§ **Task brief**:
Images are not part of the copy; transcribe all the data exactly.

**** Available records

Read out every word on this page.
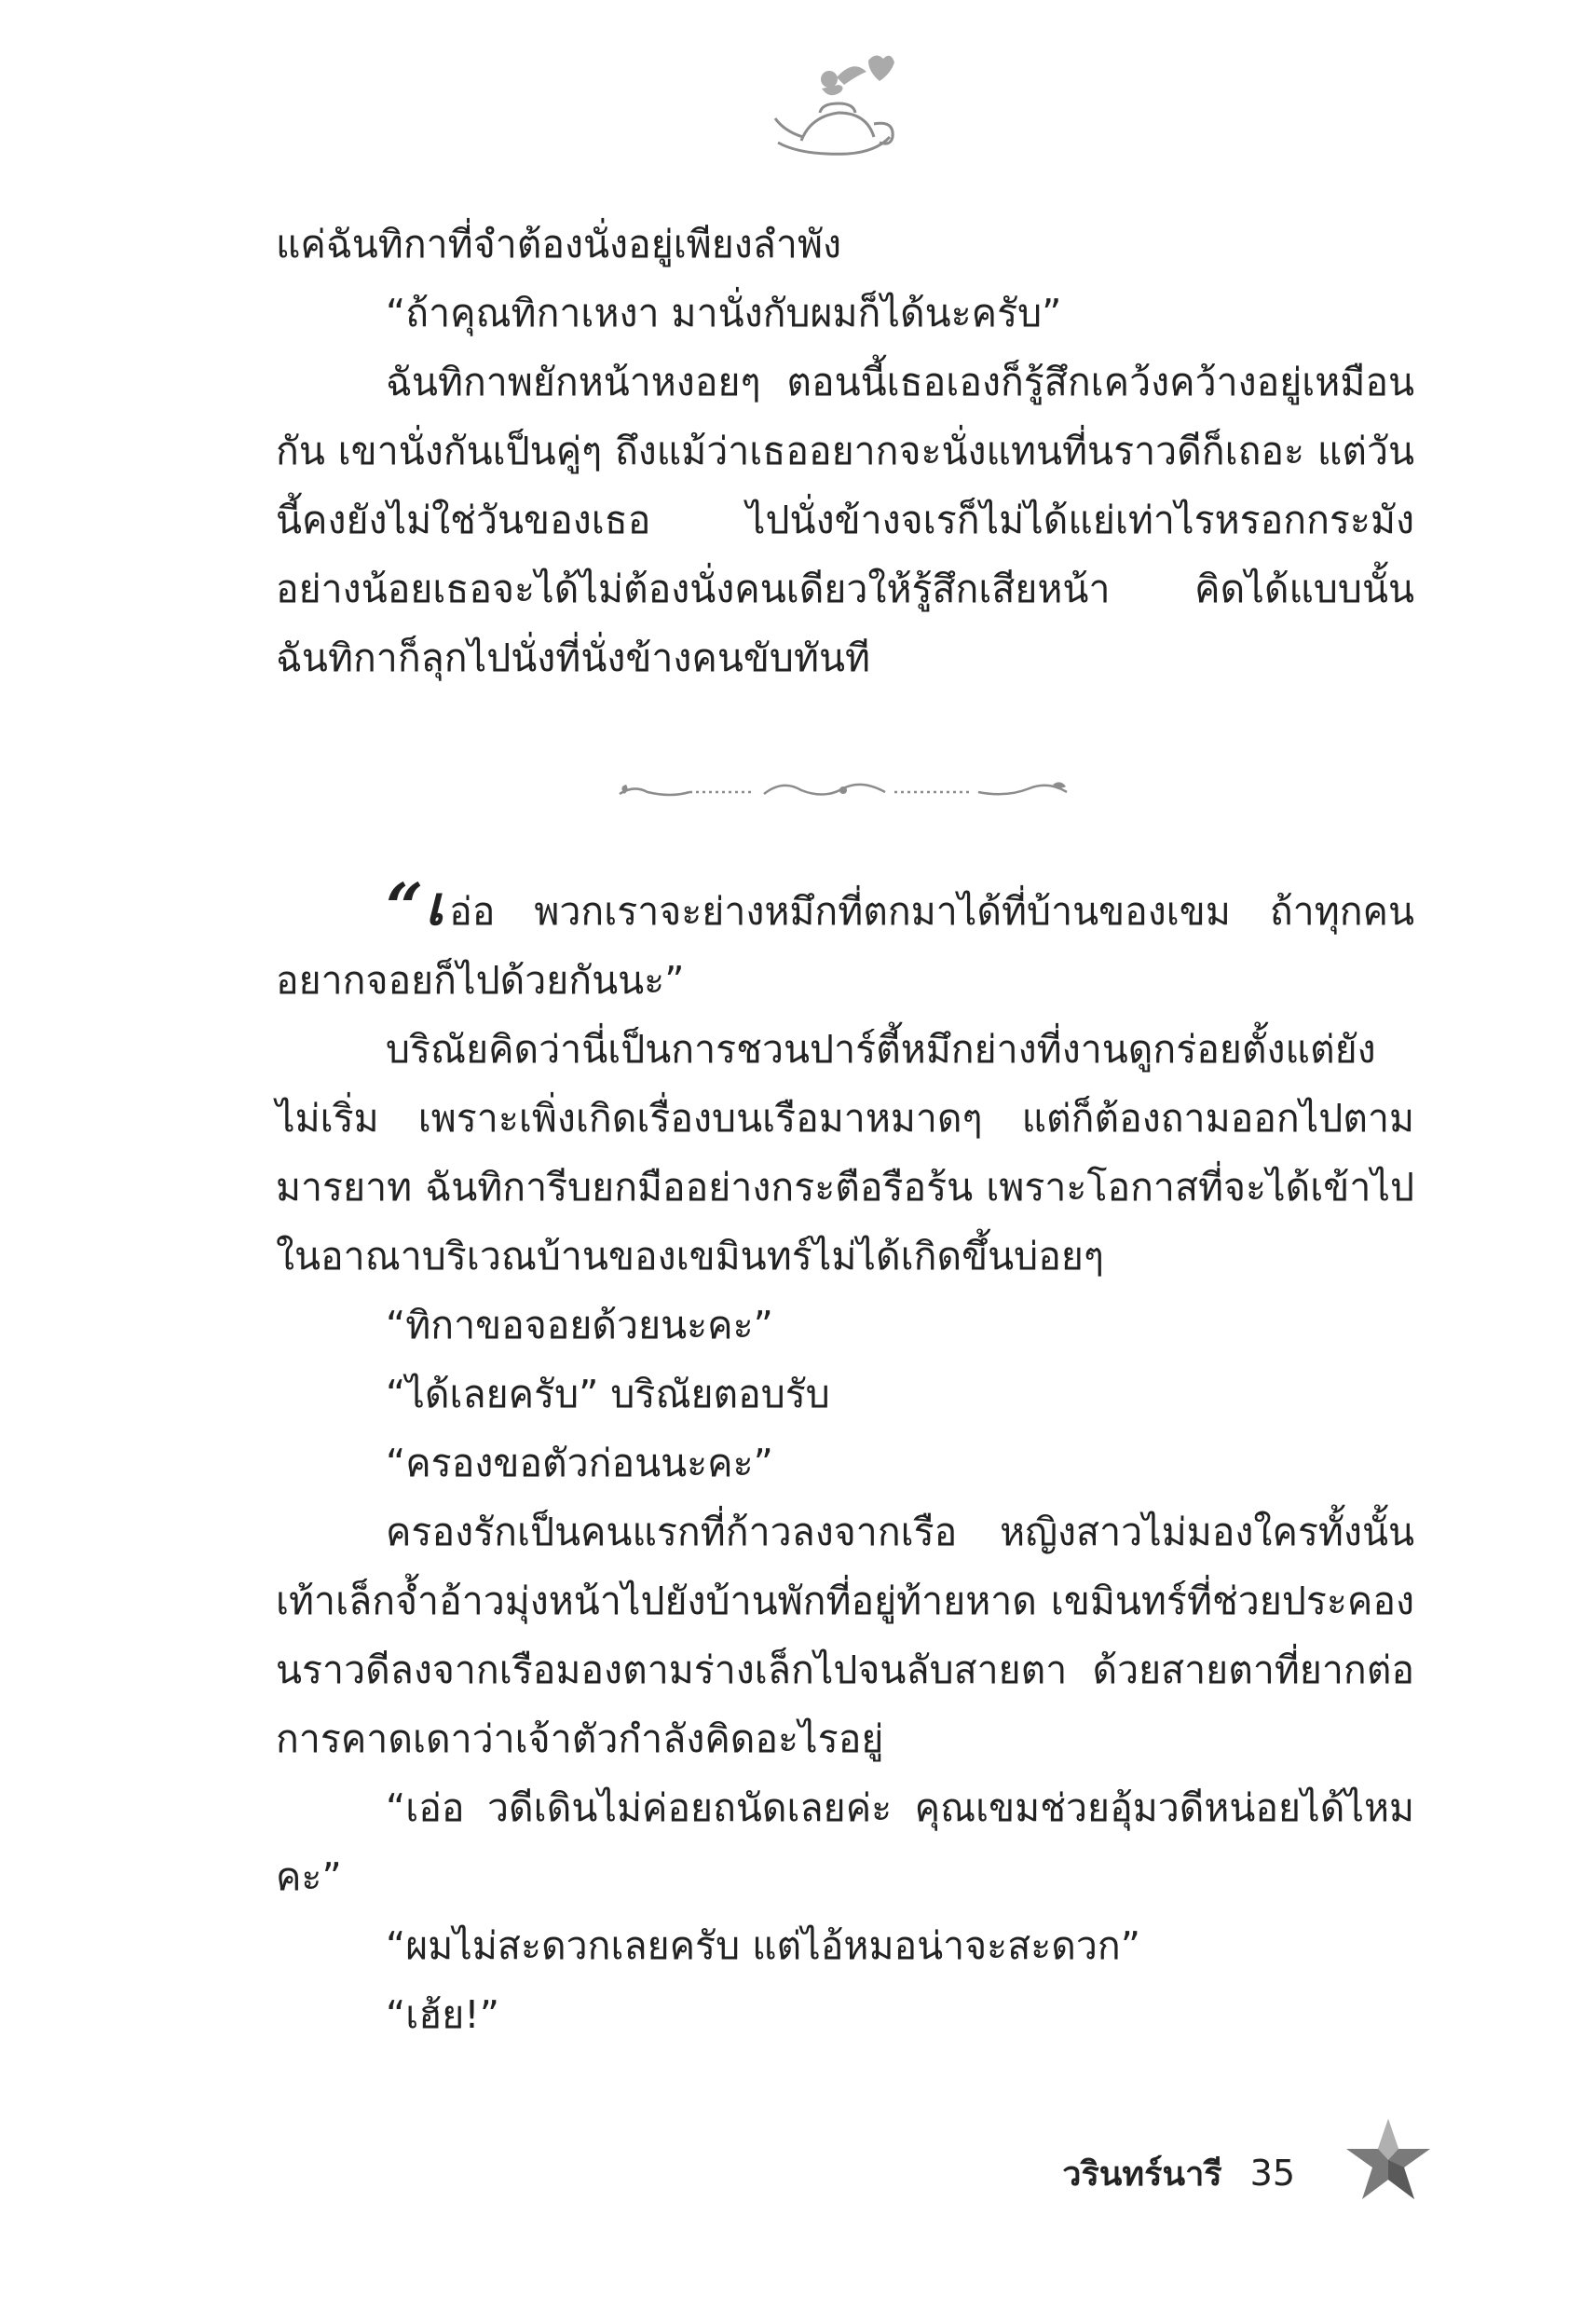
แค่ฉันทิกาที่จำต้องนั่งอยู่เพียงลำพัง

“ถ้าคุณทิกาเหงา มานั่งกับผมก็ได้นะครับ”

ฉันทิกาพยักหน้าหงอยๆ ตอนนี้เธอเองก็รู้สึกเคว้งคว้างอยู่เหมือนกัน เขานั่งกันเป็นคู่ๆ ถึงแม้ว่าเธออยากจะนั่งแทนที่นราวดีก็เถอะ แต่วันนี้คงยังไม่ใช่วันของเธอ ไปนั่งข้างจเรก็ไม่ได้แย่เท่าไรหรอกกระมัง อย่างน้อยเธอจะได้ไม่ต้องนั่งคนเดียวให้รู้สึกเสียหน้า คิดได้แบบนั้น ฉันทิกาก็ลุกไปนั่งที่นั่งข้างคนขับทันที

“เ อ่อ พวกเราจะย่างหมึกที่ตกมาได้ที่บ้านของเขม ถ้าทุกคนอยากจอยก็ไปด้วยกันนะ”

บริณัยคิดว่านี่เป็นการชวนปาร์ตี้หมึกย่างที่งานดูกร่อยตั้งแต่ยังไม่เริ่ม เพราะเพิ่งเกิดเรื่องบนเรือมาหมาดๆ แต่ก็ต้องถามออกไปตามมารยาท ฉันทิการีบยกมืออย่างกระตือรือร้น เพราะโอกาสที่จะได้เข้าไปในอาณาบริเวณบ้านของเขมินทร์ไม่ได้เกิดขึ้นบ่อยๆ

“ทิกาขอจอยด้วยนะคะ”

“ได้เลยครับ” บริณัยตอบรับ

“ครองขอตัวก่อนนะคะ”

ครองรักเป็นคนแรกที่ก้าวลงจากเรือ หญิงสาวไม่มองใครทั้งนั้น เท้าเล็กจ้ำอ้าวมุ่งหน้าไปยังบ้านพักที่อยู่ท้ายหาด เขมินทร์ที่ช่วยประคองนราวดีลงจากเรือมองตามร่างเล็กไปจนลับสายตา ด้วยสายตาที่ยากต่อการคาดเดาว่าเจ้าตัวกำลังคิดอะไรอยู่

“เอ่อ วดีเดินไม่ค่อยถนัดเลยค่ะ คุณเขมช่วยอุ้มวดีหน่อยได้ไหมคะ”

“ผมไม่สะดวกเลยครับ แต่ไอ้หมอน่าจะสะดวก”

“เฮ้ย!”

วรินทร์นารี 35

********

§ **Exercise response**:
Read out every word on this page.
แค่ฉันทิกาที่จำต้องนั่งอยู่เพียงลำพัง

“ถ้าคุณทิกาเหงา มานั่งกับผมก็ได้นะครับ”

ฉันทิกาพยักหน้าหงอยๆ ตอนนี้เธอเองก็รู้สึกเคว้งคว้างอยู่เหมือนกัน เขานั่งกันเป็นคู่ๆ ถึงแม้ว่าเธออยากจะนั่งแทนที่นราวดีก็เถอะ แต่วันนี้คงยังไม่ใช่วันของเธอ ไปนั่งข้างจเรก็ไม่ได้แย่เท่าไรหรอกกระมัง อย่างน้อยเธอจะได้ไม่ต้องนั่งคนเดียวให้รู้สึกเสียหน้า คิดได้แบบนั้น ฉันทิกาก็ลุกไปนั่งที่นั่งข้างคนขับทันที

“เ อ่อ พวกเราจะย่างหมึกที่ตกมาได้ที่บ้านของเขม ถ้าทุกคนอยากจอยก็ไปด้วยกันนะ”

บริณัยคิดว่านี่เป็นการชวนปาร์ตี้หมึกย่างที่งานดูกร่อยตั้งแต่ยังไม่เริ่ม เพราะเพิ่งเกิดเรื่องบนเรือมาหมาดๆ แต่ก็ต้องถามออกไปตามมารยาท ฉันทิการีบยกมืออย่างกระตือรือร้น เพราะโอกาสที่จะได้เข้าไปในอาณาบริเวณบ้านของเขมินทร์ไม่ได้เกิดขึ้นบ่อยๆ

“ทิกาขอจอยด้วยนะคะ”

“ได้เลยครับ” บริณัยตอบรับ

“ครองขอตัวก่อนนะคะ”

ครองรักเป็นคนแรกที่ก้าวลงจากเรือ หญิงสาวไม่มองใครทั้งนั้น เท้าเล็กจ้ำอ้าวมุ่งหน้าไปยังบ้านพักที่อยู่ท้ายหาด เขมินทร์ที่ช่วยประคองนราวดีลงจากเรือมองตามร่างเล็กไปจนลับสายตา ด้วยสายตาที่ยากต่อการคาดเดาว่าเจ้าตัวกำลังคิดอะไรอยู่

“เอ่อ วดีเดินไม่ค่อยถนัดเลยค่ะ คุณเขมช่วยอุ้มวดีหน่อยได้ไหมคะ”

“ผมไม่สะดวกเลยครับ แต่ไอ้หมอน่าจะสะดวก”

“เฮ้ย!”

วรินทร์นารี 35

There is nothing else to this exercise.